Request
Output every record word for word.
.....
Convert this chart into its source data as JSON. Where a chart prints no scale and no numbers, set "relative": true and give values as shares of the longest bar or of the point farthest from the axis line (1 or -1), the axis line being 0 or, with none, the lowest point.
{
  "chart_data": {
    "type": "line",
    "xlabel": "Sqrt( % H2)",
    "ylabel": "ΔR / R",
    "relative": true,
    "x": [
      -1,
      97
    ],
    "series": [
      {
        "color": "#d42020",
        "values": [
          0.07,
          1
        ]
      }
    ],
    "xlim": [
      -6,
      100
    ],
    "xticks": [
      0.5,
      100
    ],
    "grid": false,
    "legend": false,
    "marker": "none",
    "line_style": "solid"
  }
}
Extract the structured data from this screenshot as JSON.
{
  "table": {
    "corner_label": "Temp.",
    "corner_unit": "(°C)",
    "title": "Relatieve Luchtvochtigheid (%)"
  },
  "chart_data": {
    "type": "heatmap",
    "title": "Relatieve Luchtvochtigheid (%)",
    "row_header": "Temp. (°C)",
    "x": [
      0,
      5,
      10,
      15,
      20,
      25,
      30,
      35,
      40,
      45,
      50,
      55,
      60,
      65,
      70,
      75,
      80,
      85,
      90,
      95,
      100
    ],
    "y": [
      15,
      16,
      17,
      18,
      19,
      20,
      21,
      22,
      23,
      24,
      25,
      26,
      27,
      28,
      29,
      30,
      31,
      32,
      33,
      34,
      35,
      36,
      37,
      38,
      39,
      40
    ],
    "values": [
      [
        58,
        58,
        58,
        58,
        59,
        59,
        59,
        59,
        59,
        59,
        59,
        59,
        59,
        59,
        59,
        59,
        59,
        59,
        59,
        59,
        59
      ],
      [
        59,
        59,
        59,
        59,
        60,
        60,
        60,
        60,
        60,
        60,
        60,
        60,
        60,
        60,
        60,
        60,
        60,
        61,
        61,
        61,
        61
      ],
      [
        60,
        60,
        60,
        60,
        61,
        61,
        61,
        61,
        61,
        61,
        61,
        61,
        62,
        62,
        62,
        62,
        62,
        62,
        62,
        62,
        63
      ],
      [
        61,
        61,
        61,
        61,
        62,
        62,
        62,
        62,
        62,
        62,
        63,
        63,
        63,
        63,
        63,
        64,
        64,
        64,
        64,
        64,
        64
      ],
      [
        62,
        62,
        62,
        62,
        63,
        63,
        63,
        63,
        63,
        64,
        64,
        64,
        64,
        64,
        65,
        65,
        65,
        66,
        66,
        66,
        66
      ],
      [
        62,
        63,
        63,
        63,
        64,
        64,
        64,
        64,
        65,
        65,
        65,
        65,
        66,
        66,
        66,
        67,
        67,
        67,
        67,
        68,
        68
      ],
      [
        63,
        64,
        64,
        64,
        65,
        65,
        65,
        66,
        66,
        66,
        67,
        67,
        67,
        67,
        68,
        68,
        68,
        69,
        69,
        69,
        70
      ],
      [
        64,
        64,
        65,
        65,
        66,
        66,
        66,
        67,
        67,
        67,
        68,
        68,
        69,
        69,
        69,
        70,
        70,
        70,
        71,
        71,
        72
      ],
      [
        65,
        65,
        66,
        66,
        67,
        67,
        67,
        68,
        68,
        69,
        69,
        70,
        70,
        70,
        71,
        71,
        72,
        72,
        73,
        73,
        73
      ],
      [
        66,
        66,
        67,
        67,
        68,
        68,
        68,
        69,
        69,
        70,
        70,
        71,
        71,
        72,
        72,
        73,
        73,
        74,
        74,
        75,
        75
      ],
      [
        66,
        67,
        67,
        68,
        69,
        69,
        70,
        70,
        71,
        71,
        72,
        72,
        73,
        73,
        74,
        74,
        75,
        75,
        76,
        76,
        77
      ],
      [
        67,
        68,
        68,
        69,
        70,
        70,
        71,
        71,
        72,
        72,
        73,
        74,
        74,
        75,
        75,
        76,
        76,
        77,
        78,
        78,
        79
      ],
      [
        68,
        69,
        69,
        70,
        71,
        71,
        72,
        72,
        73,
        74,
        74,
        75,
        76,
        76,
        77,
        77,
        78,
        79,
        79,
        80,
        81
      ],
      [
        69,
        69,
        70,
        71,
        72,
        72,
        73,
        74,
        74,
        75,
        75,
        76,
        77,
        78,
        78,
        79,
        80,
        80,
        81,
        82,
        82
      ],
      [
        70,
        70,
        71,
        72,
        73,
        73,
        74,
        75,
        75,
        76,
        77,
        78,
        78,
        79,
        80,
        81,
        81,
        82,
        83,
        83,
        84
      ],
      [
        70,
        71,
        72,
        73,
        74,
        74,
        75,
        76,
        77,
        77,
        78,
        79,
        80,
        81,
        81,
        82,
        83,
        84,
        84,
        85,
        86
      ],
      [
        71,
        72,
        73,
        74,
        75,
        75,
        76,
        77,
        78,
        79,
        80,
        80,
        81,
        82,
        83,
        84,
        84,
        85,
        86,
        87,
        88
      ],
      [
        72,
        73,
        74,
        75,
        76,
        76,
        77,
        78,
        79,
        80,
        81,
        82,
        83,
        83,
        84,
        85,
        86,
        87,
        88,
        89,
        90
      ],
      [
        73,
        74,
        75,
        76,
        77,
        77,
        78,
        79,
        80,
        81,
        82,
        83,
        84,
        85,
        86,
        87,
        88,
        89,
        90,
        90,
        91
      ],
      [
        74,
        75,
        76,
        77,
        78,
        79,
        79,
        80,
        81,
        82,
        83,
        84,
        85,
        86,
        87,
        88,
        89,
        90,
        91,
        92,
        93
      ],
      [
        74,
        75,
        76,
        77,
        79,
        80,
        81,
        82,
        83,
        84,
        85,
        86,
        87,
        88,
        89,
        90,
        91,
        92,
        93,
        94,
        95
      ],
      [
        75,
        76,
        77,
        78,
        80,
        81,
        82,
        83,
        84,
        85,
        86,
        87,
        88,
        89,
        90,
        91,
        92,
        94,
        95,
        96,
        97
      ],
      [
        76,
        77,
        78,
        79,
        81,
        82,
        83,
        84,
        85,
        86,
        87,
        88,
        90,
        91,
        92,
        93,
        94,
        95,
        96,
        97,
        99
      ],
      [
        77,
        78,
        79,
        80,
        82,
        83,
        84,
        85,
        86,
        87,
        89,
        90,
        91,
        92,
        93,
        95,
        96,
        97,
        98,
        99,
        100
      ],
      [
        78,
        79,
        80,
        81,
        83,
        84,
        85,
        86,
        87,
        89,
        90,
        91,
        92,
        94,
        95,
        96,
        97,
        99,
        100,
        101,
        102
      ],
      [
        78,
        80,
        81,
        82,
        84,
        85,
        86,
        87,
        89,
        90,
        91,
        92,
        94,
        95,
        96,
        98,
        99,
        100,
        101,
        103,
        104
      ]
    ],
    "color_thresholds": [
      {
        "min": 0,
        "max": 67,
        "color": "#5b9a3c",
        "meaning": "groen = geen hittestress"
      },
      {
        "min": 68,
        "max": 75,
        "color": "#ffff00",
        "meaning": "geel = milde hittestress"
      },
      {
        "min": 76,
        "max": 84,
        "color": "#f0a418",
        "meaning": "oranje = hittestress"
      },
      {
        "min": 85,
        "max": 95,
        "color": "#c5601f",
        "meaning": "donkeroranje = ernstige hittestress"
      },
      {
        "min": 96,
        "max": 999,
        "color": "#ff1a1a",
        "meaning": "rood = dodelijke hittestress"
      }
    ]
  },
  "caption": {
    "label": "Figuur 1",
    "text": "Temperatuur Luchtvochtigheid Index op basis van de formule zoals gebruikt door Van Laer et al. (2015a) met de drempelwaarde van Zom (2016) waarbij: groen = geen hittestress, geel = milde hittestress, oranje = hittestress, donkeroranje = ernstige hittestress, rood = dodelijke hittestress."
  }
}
.....
Task answer
Convert this chart into its source data as JSON. Where a chart prints no scale and no numbers, set "relative": true and give values as shares of the longest bar or of the point farthest from the axis line (1 or -1), the axis line being 0 or, with none, the lowest point.
{
  "chart_data": {
    "type": "line",
    "xlabel": "Sqrt( % H2)",
    "ylabel": "ΔR / R",
    "relative": true,
    "x": [
      -1,
      97
    ],
    "series": [
      {
        "color": "#d42020",
        "values": [
          0.07,
          1
        ]
      }
    ],
    "xlim": [
      -6,
      100
    ],
    "xticks": [
      0.5,
      100
    ],
    "grid": false,
    "legend": false,
    "marker": "none",
    "line_style": "solid"
  }
}
Extract the structured data from this screenshot as JSON.
{
  "table": {
    "corner_label": "Temp.",
    "corner_unit": "(°C)",
    "title": "Relatieve Luchtvochtigheid (%)"
  },
  "chart_data": {
    "type": "heatmap",
    "title": "Relatieve Luchtvochtigheid (%)",
    "row_header": "Temp. (°C)",
    "x": [
      0,
      5,
      10,
      15,
      20,
      25,
      30,
      35,
      40,
      45,
      50,
      55,
      60,
      65,
      70,
      75,
      80,
      85,
      90,
      95,
      100
    ],
    "y": [
      15,
      16,
      17,
      18,
      19,
      20,
      21,
      22,
      23,
      24,
      25,
      26,
      27,
      28,
      29,
      30,
      31,
      32,
      33,
      34,
      35,
      36,
      37,
      38,
      39,
      40
    ],
    "values": [
      [
        58,
        58,
        58,
        58,
        59,
        59,
        59,
        59,
        59,
        59,
        59,
        59,
        59,
        59,
        59,
        59,
        59,
        59,
        59,
        59,
        59
      ],
      [
        59,
        59,
        59,
        59,
        60,
        60,
        60,
        60,
        60,
        60,
        60,
        60,
        60,
        60,
        60,
        60,
        60,
        61,
        61,
        61,
        61
      ],
      [
        60,
        60,
        60,
        60,
        61,
        61,
        61,
        61,
        61,
        61,
        61,
        61,
        62,
        62,
        62,
        62,
        62,
        62,
        62,
        62,
        63
      ],
      [
        61,
        61,
        61,
        61,
        62,
        62,
        62,
        62,
        62,
        62,
        63,
        63,
        63,
        63,
        63,
        64,
        64,
        64,
        64,
        64,
        64
      ],
      [
        62,
        62,
        62,
        62,
        63,
        63,
        63,
        63,
        63,
        64,
        64,
        64,
        64,
        64,
        65,
        65,
        65,
        66,
        66,
        66,
        66
      ],
      [
        62,
        63,
        63,
        63,
        64,
        64,
        64,
        64,
        65,
        65,
        65,
        65,
        66,
        66,
        66,
        67,
        67,
        67,
        67,
        68,
        68
      ],
      [
        63,
        64,
        64,
        64,
        65,
        65,
        65,
        66,
        66,
        66,
        67,
        67,
        67,
        67,
        68,
        68,
        68,
        69,
        69,
        69,
        70
      ],
      [
        64,
        64,
        65,
        65,
        66,
        66,
        66,
        67,
        67,
        67,
        68,
        68,
        69,
        69,
        69,
        70,
        70,
        70,
        71,
        71,
        72
      ],
      [
        65,
        65,
        66,
        66,
        67,
        67,
        67,
        68,
        68,
        69,
        69,
        70,
        70,
        70,
        71,
        71,
        72,
        72,
        73,
        73,
        73
      ],
      [
        66,
        66,
        67,
        67,
        68,
        68,
        68,
        69,
        69,
        70,
        70,
        71,
        71,
        72,
        72,
        73,
        73,
        74,
        74,
        75,
        75
      ],
      [
        66,
        67,
        67,
        68,
        69,
        69,
        70,
        70,
        71,
        71,
        72,
        72,
        73,
        73,
        74,
        74,
        75,
        75,
        76,
        76,
        77
      ],
      [
        67,
        68,
        68,
        69,
        70,
        70,
        71,
        71,
        72,
        72,
        73,
        74,
        74,
        75,
        75,
        76,
        76,
        77,
        78,
        78,
        79
      ],
      [
        68,
        69,
        69,
        70,
        71,
        71,
        72,
        72,
        73,
        74,
        74,
        75,
        76,
        76,
        77,
        77,
        78,
        79,
        79,
        80,
        81
      ],
      [
        69,
        69,
        70,
        71,
        72,
        72,
        73,
        74,
        74,
        75,
        75,
        76,
        77,
        78,
        78,
        79,
        80,
        80,
        81,
        82,
        82
      ],
      [
        70,
        70,
        71,
        72,
        73,
        73,
        74,
        75,
        75,
        76,
        77,
        78,
        78,
        79,
        80,
        81,
        81,
        82,
        83,
        83,
        84
      ],
      [
        70,
        71,
        72,
        73,
        74,
        74,
        75,
        76,
        77,
        77,
        78,
        79,
        80,
        81,
        81,
        82,
        83,
        84,
        84,
        85,
        86
      ],
      [
        71,
        72,
        73,
        74,
        75,
        75,
        76,
        77,
        78,
        79,
        80,
        80,
        81,
        82,
        83,
        84,
        84,
        85,
        86,
        87,
        88
      ],
      [
        72,
        73,
        74,
        75,
        76,
        76,
        77,
        78,
        79,
        80,
        81,
        82,
        83,
        83,
        84,
        85,
        86,
        87,
        88,
        89,
        90
      ],
      [
        73,
        74,
        75,
        76,
        77,
        77,
        78,
        79,
        80,
        81,
        82,
        83,
        84,
        85,
        86,
        87,
        88,
        89,
        90,
        90,
        91
      ],
      [
        74,
        75,
        76,
        77,
        78,
        79,
        79,
        80,
        81,
        82,
        83,
        84,
        85,
        86,
        87,
        88,
        89,
        90,
        91,
        92,
        93
      ],
      [
        74,
        75,
        76,
        77,
        79,
        80,
        81,
        82,
        83,
        84,
        85,
        86,
        87,
        88,
        89,
        90,
        91,
        92,
        93,
        94,
        95
      ],
      [
        75,
        76,
        77,
        78,
        80,
        81,
        82,
        83,
        84,
        85,
        86,
        87,
        88,
        89,
        90,
        91,
        92,
        94,
        95,
        96,
        97
      ],
      [
        76,
        77,
        78,
        79,
        81,
        82,
        83,
        84,
        85,
        86,
        87,
        88,
        90,
        91,
        92,
        93,
        94,
        95,
        96,
        97,
        99
      ],
      [
        77,
        78,
        79,
        80,
        82,
        83,
        84,
        85,
        86,
        87,
        89,
        90,
        91,
        92,
        93,
        95,
        96,
        97,
        98,
        99,
        100
      ],
      [
        78,
        79,
        80,
        81,
        83,
        84,
        85,
        86,
        87,
        89,
        90,
        91,
        92,
        94,
        95,
        96,
        97,
        99,
        100,
        101,
        102
      ],
      [
        78,
        80,
        81,
        82,
        84,
        85,
        86,
        87,
        89,
        90,
        91,
        92,
        94,
        95,
        96,
        98,
        99,
        100,
        101,
        103,
        104
      ]
    ],
    "color_thresholds": [
      {
        "min": 0,
        "max": 67,
        "color": "#5b9a3c",
        "meaning": "groen = geen hittestress"
      },
      {
        "min": 68,
        "max": 75,
        "color": "#ffff00",
        "meaning": "geel = milde hittestress"
      },
      {
        "min": 76,
        "max": 84,
        "color": "#f0a418",
        "meaning": "oranje = hittestress"
      },
      {
        "min": 85,
        "max": 95,
        "color": "#c5601f",
        "meaning": "donkeroranje = ernstige hittestress"
      },
      {
        "min": 96,
        "max": 999,
        "color": "#ff1a1a",
        "meaning": "rood = dodelijke hittestress"
      }
    ]
  },
  "caption": {
    "label": "Figuur 1",
    "text": "Temperatuur Luchtvochtigheid Index op basis van de formule zoals gebruikt door Van Laer et al. (2015a) met de drempelwaarde van Zom (2016) waarbij: groen = geen hittestress, geel = milde hittestress, oranje = hittestress, donkeroranje = ernstige hittestress, rood = dodelijke hittestress."
  }
}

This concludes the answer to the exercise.